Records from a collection

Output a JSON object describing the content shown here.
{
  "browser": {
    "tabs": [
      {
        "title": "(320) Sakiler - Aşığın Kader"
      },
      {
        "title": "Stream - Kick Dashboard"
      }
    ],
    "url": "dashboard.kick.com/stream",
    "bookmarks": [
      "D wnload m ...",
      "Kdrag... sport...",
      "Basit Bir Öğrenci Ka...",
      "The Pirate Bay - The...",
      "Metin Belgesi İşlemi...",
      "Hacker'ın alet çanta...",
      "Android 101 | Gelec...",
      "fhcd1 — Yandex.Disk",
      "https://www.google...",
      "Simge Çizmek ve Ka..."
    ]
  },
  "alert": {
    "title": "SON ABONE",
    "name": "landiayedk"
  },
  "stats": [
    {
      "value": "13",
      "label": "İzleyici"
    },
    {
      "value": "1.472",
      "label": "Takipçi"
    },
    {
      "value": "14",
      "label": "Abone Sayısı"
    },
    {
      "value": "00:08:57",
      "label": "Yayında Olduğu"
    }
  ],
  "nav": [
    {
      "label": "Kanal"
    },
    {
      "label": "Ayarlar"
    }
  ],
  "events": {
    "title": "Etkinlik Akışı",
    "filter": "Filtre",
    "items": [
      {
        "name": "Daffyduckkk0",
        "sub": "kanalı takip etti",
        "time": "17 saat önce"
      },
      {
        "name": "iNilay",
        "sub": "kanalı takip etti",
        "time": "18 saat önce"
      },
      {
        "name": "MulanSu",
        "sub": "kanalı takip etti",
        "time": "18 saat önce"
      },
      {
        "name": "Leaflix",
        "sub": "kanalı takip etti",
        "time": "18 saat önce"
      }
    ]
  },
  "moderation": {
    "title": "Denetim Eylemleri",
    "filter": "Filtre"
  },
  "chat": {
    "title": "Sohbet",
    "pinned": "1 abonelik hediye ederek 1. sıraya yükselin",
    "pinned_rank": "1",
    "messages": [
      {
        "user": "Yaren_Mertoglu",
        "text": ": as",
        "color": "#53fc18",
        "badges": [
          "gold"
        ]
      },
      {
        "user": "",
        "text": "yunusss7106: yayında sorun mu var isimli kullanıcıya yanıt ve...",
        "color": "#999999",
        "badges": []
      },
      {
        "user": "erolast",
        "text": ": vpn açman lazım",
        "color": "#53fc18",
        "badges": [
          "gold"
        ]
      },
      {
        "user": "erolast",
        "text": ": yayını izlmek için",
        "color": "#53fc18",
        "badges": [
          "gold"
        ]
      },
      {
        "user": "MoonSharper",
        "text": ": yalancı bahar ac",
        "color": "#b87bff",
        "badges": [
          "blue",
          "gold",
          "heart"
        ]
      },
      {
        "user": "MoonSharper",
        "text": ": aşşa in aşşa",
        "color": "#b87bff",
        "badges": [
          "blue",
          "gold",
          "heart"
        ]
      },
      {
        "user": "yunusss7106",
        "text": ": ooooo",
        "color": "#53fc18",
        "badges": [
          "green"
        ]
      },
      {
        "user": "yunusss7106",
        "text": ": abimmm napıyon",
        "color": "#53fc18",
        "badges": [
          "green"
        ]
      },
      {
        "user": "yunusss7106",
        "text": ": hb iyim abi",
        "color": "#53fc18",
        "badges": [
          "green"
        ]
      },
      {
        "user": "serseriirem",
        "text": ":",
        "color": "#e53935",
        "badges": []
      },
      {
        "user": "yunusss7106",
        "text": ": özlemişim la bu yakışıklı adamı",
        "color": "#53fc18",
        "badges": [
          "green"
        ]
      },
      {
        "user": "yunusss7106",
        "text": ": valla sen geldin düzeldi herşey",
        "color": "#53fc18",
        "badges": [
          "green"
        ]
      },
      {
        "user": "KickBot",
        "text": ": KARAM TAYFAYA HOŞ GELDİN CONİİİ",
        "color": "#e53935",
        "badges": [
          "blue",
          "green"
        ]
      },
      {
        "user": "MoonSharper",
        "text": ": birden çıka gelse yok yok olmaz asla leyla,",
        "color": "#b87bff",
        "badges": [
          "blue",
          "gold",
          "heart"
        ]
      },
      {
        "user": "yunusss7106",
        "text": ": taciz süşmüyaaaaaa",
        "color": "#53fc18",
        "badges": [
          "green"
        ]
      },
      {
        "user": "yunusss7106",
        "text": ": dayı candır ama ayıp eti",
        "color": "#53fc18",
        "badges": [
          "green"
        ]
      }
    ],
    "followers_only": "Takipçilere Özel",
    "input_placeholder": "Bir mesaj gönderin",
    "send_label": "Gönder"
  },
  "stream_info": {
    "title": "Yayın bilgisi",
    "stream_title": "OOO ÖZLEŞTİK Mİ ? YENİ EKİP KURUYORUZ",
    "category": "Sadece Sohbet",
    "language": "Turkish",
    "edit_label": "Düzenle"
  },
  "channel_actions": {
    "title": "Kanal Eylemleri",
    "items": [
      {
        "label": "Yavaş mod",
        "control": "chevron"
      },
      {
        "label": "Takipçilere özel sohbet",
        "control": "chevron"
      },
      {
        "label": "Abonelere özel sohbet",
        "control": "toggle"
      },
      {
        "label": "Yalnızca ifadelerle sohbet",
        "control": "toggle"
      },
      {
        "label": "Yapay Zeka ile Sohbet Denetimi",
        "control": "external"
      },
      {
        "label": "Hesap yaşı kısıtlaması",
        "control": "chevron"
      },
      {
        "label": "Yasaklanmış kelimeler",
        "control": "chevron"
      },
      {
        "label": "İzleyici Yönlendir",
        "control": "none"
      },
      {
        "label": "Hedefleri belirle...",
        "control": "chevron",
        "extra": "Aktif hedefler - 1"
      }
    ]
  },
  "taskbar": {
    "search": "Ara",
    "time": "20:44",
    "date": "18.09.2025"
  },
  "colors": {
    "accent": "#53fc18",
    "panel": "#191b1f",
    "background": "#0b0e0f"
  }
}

==

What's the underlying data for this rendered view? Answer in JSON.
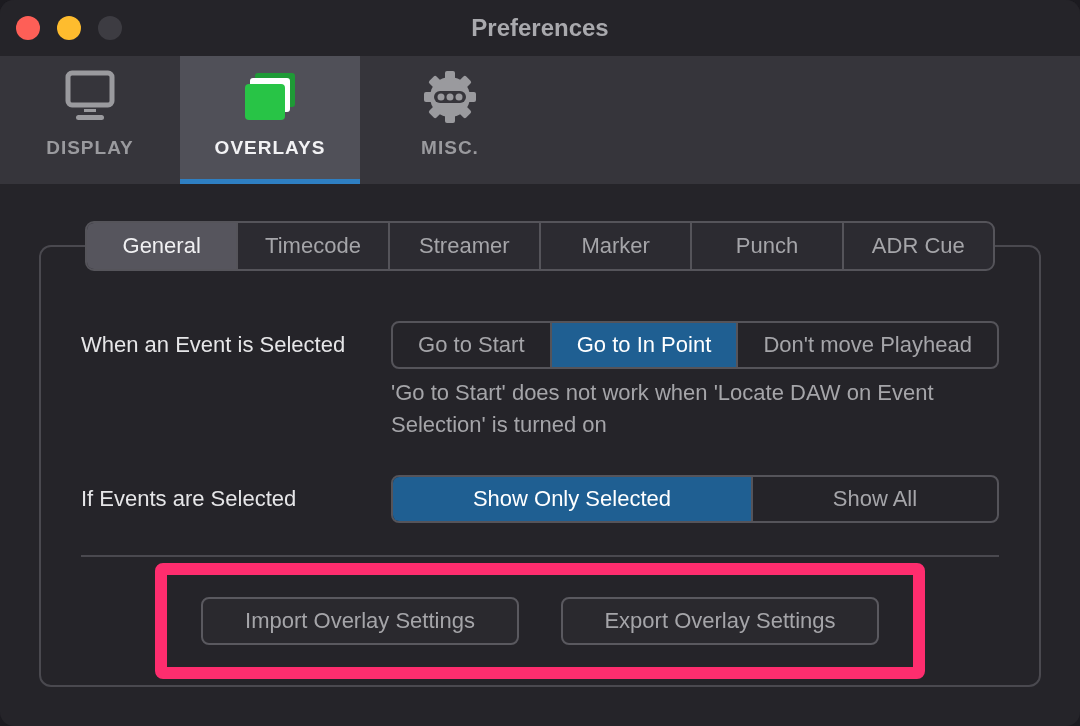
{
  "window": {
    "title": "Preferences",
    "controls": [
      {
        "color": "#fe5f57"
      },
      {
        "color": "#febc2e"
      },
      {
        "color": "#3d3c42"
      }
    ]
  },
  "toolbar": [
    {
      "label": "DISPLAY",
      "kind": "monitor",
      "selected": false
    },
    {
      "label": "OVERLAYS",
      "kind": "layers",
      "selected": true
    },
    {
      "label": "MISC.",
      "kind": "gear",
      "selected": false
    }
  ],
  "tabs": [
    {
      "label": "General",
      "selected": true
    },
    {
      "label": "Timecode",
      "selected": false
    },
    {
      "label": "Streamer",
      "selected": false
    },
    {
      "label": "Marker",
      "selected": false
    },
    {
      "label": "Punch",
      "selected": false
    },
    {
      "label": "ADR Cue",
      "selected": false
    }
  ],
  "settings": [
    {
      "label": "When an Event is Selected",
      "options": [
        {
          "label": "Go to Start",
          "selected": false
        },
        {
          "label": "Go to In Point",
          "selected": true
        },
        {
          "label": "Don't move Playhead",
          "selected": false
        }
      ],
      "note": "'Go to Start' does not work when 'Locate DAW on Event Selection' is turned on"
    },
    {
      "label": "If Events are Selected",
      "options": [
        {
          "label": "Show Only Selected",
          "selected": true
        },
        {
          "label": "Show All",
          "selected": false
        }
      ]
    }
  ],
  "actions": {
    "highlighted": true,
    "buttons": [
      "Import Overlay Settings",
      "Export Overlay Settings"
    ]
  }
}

* [TO BE DONE]: Where a line of the records above holds the word "Eylemleri", copy that line.

* [FINAL RESULT]:
    "title": "Denetim Eylemleri",
    "title": "Kanal Eylemleri",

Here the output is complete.